Aim: Write out the listing in full, matching it word for word.

* * * * * * * * *

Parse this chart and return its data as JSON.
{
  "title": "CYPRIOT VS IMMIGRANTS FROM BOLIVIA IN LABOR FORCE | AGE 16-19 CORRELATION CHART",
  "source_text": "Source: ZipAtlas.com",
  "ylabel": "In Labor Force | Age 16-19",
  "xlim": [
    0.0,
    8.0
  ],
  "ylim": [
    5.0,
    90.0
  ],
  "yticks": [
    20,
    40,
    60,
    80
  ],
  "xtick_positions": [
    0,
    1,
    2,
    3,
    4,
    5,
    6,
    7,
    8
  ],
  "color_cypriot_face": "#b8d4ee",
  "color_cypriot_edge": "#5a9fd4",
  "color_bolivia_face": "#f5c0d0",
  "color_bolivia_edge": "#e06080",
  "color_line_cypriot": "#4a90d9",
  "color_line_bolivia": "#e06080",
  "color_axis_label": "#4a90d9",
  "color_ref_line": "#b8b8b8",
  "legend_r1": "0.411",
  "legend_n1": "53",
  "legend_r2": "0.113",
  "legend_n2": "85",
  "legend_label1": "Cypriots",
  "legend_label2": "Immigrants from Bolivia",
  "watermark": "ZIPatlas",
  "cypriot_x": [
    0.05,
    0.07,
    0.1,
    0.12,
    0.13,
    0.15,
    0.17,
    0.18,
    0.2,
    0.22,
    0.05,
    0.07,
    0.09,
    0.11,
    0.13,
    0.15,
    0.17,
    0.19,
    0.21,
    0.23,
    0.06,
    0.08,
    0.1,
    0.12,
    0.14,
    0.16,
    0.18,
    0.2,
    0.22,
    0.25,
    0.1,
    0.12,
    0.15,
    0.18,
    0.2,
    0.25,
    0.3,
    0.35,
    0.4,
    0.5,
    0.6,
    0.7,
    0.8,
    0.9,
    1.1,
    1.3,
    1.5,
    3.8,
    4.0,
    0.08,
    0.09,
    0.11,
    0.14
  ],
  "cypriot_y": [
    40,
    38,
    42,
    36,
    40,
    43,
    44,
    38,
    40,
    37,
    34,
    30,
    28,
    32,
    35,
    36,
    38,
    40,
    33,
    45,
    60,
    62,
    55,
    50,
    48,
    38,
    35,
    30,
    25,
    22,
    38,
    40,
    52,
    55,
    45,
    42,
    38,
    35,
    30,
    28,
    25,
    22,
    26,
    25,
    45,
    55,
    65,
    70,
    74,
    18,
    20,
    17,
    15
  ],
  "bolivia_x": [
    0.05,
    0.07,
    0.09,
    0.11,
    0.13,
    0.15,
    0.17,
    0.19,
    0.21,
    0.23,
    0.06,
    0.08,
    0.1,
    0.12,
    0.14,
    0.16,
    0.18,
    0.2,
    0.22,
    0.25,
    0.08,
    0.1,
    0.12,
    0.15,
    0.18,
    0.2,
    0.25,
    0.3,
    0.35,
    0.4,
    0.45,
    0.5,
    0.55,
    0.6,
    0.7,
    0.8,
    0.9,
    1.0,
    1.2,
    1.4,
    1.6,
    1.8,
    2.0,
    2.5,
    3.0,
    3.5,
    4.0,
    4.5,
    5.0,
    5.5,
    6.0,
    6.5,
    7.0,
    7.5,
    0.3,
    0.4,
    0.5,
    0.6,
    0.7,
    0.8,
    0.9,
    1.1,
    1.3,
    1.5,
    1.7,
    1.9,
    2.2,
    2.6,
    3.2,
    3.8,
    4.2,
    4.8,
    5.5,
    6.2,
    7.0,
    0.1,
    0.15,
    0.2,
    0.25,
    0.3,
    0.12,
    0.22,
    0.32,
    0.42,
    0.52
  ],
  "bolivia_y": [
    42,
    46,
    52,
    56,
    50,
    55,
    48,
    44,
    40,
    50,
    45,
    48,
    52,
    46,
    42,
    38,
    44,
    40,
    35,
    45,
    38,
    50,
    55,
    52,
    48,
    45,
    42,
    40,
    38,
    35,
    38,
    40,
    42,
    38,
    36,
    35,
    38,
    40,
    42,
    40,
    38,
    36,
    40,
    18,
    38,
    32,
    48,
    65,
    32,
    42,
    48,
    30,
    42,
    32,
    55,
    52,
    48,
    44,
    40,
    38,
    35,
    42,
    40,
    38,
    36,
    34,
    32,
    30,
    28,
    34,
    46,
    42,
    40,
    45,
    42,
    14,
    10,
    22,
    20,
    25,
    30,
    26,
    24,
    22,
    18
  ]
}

* * * * * * * * *

Problem solution:
Parse this chart and return its data as JSON.
{
  "title": "CYPRIOT VS IMMIGRANTS FROM BOLIVIA IN LABOR FORCE | AGE 16-19 CORRELATION CHART",
  "source_text": "Source: ZipAtlas.com",
  "ylabel": "In Labor Force | Age 16-19",
  "xlim": [
    0.0,
    8.0
  ],
  "ylim": [
    5.0,
    90.0
  ],
  "yticks": [
    20,
    40,
    60,
    80
  ],
  "xtick_positions": [
    0,
    1,
    2,
    3,
    4,
    5,
    6,
    7,
    8
  ],
  "color_cypriot_face": "#b8d4ee",
  "color_cypriot_edge": "#5a9fd4",
  "color_bolivia_face": "#f5c0d0",
  "color_bolivia_edge": "#e06080",
  "color_line_cypriot": "#4a90d9",
  "color_line_bolivia": "#e06080",
  "color_axis_label": "#4a90d9",
  "color_ref_line": "#b8b8b8",
  "legend_r1": "0.411",
  "legend_n1": "53",
  "legend_r2": "0.113",
  "legend_n2": "85",
  "legend_label1": "Cypriots",
  "legend_label2": "Immigrants from Bolivia",
  "watermark": "ZIPatlas",
  "cypriot_x": [
    0.05,
    0.07,
    0.1,
    0.12,
    0.13,
    0.15,
    0.17,
    0.18,
    0.2,
    0.22,
    0.05,
    0.07,
    0.09,
    0.11,
    0.13,
    0.15,
    0.17,
    0.19,
    0.21,
    0.23,
    0.06,
    0.08,
    0.1,
    0.12,
    0.14,
    0.16,
    0.18,
    0.2,
    0.22,
    0.25,
    0.1,
    0.12,
    0.15,
    0.18,
    0.2,
    0.25,
    0.3,
    0.35,
    0.4,
    0.5,
    0.6,
    0.7,
    0.8,
    0.9,
    1.1,
    1.3,
    1.5,
    3.8,
    4.0,
    0.08,
    0.09,
    0.11,
    0.14
  ],
  "cypriot_y": [
    40,
    38,
    42,
    36,
    40,
    43,
    44,
    38,
    40,
    37,
    34,
    30,
    28,
    32,
    35,
    36,
    38,
    40,
    33,
    45,
    60,
    62,
    55,
    50,
    48,
    38,
    35,
    30,
    25,
    22,
    38,
    40,
    52,
    55,
    45,
    42,
    38,
    35,
    30,
    28,
    25,
    22,
    26,
    25,
    45,
    55,
    65,
    70,
    74,
    18,
    20,
    17,
    15
  ],
  "bolivia_x": [
    0.05,
    0.07,
    0.09,
    0.11,
    0.13,
    0.15,
    0.17,
    0.19,
    0.21,
    0.23,
    0.06,
    0.08,
    0.1,
    0.12,
    0.14,
    0.16,
    0.18,
    0.2,
    0.22,
    0.25,
    0.08,
    0.1,
    0.12,
    0.15,
    0.18,
    0.2,
    0.25,
    0.3,
    0.35,
    0.4,
    0.45,
    0.5,
    0.55,
    0.6,
    0.7,
    0.8,
    0.9,
    1.0,
    1.2,
    1.4,
    1.6,
    1.8,
    2.0,
    2.5,
    3.0,
    3.5,
    4.0,
    4.5,
    5.0,
    5.5,
    6.0,
    6.5,
    7.0,
    7.5,
    0.3,
    0.4,
    0.5,
    0.6,
    0.7,
    0.8,
    0.9,
    1.1,
    1.3,
    1.5,
    1.7,
    1.9,
    2.2,
    2.6,
    3.2,
    3.8,
    4.2,
    4.8,
    5.5,
    6.2,
    7.0,
    0.1,
    0.15,
    0.2,
    0.25,
    0.3,
    0.12,
    0.22,
    0.32,
    0.42,
    0.52
  ],
  "bolivia_y": [
    42,
    46,
    52,
    56,
    50,
    55,
    48,
    44,
    40,
    50,
    45,
    48,
    52,
    46,
    42,
    38,
    44,
    40,
    35,
    45,
    38,
    50,
    55,
    52,
    48,
    45,
    42,
    40,
    38,
    35,
    38,
    40,
    42,
    38,
    36,
    35,
    38,
    40,
    42,
    40,
    38,
    36,
    40,
    18,
    38,
    32,
    48,
    65,
    32,
    42,
    48,
    30,
    42,
    32,
    55,
    52,
    48,
    44,
    40,
    38,
    35,
    42,
    40,
    38,
    36,
    34,
    32,
    30,
    28,
    34,
    46,
    42,
    40,
    45,
    42,
    14,
    10,
    22,
    20,
    25,
    30,
    26,
    24,
    22,
    18
  ]
}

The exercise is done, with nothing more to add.